Begin RECORDS FOR THE TASK

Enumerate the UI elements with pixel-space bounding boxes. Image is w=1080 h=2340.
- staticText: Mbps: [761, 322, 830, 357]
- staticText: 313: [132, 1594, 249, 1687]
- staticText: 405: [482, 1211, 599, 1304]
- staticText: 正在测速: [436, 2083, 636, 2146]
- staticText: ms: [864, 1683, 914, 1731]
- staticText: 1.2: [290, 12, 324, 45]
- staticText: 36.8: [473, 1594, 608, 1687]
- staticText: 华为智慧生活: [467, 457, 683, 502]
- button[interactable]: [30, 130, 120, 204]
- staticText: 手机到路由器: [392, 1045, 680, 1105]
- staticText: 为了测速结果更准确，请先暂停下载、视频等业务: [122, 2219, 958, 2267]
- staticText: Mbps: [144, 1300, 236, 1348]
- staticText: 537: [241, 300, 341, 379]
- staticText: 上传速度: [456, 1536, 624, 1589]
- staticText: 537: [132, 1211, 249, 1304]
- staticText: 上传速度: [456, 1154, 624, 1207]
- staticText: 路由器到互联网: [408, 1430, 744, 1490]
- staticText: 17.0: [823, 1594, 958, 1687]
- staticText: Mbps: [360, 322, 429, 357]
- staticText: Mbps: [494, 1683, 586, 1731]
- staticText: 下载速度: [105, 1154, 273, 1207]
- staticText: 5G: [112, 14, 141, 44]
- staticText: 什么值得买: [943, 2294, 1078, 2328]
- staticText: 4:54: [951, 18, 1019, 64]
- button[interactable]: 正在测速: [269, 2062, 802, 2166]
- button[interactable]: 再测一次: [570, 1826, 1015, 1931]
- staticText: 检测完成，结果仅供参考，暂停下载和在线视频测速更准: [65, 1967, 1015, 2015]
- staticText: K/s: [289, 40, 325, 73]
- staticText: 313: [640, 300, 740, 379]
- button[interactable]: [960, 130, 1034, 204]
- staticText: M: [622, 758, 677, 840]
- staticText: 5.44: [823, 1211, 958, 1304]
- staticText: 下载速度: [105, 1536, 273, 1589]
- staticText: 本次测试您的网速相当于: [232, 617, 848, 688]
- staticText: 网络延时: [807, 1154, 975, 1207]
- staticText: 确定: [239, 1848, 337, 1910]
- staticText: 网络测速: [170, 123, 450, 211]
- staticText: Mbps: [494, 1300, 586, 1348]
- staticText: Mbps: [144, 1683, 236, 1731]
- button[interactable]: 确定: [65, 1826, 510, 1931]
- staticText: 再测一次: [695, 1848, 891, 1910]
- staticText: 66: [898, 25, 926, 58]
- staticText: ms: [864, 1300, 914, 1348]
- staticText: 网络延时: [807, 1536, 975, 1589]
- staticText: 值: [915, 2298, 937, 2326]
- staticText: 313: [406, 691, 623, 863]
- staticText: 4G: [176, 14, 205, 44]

End RECORDS FOR THE TASK

EXERCISE AIM: Copy out every one of the lines above word for word, leaving each character, number and bracket unchanged.

RESULT OF THIS EXERCISE:
Enumerate the UI elements with pixel-space bounding boxes. Image is w=1080 h=2340.
- staticText: Mbps: [761, 322, 830, 357]
- staticText: 313: [132, 1594, 249, 1687]
- staticText: 405: [482, 1211, 599, 1304]
- staticText: 正在测速: [436, 2083, 636, 2146]
- staticText: ms: [864, 1683, 914, 1731]
- staticText: 1.2: [290, 12, 324, 45]
- staticText: 36.8: [473, 1594, 608, 1687]
- staticText: 华为智慧生活: [467, 457, 683, 502]
- button[interactable]: [30, 130, 120, 204]
- staticText: 手机到路由器: [392, 1045, 680, 1105]
- staticText: 为了测速结果更准确，请先暂停下载、视频等业务: [122, 2219, 958, 2267]
- staticText: Mbps: [144, 1300, 236, 1348]
- staticText: 537: [241, 300, 341, 379]
- staticText: 上传速度: [456, 1536, 624, 1589]
- staticText: 537: [132, 1211, 249, 1304]
- staticText: 上传速度: [456, 1154, 624, 1207]
- staticText: 路由器到互联网: [408, 1430, 744, 1490]
- staticText: 17.0: [823, 1594, 958, 1687]
- staticText: Mbps: [360, 322, 429, 357]
- staticText: Mbps: [494, 1683, 586, 1731]
- staticText: 下载速度: [105, 1154, 273, 1207]
- staticText: 5G: [112, 14, 141, 44]
- staticText: 什么值得买: [943, 2294, 1078, 2328]
- staticText: 4:54: [951, 18, 1019, 64]
- button[interactable]: 正在测速: [269, 2062, 802, 2166]
- button[interactable]: 再测一次: [570, 1826, 1015, 1931]
- staticText: 检测完成，结果仅供参考，暂停下载和在线视频测速更准: [65, 1967, 1015, 2015]
- staticText: K/s: [289, 40, 325, 73]
- staticText: 313: [640, 300, 740, 379]
- button[interactable]: [960, 130, 1034, 204]
- staticText: M: [622, 758, 677, 840]
- staticText: 5.44: [823, 1211, 958, 1304]
- staticText: 下载速度: [105, 1536, 273, 1589]
- staticText: 本次测试您的网速相当于: [232, 617, 848, 688]
- staticText: 网络延时: [807, 1154, 975, 1207]
- staticText: 确定: [239, 1848, 337, 1910]
- staticText: 网络测速: [170, 123, 450, 211]
- staticText: Mbps: [494, 1300, 586, 1348]
- staticText: Mbps: [144, 1683, 236, 1731]
- button[interactable]: 确定: [65, 1826, 510, 1931]
- staticText: 再测一次: [695, 1848, 891, 1910]
- staticText: 66: [898, 25, 926, 58]
- staticText: ms: [864, 1300, 914, 1348]
- staticText: 网络延时: [807, 1536, 975, 1589]
- staticText: 值: [915, 2298, 937, 2326]
- staticText: 313: [406, 691, 623, 863]
- staticText: 4G: [176, 14, 205, 44]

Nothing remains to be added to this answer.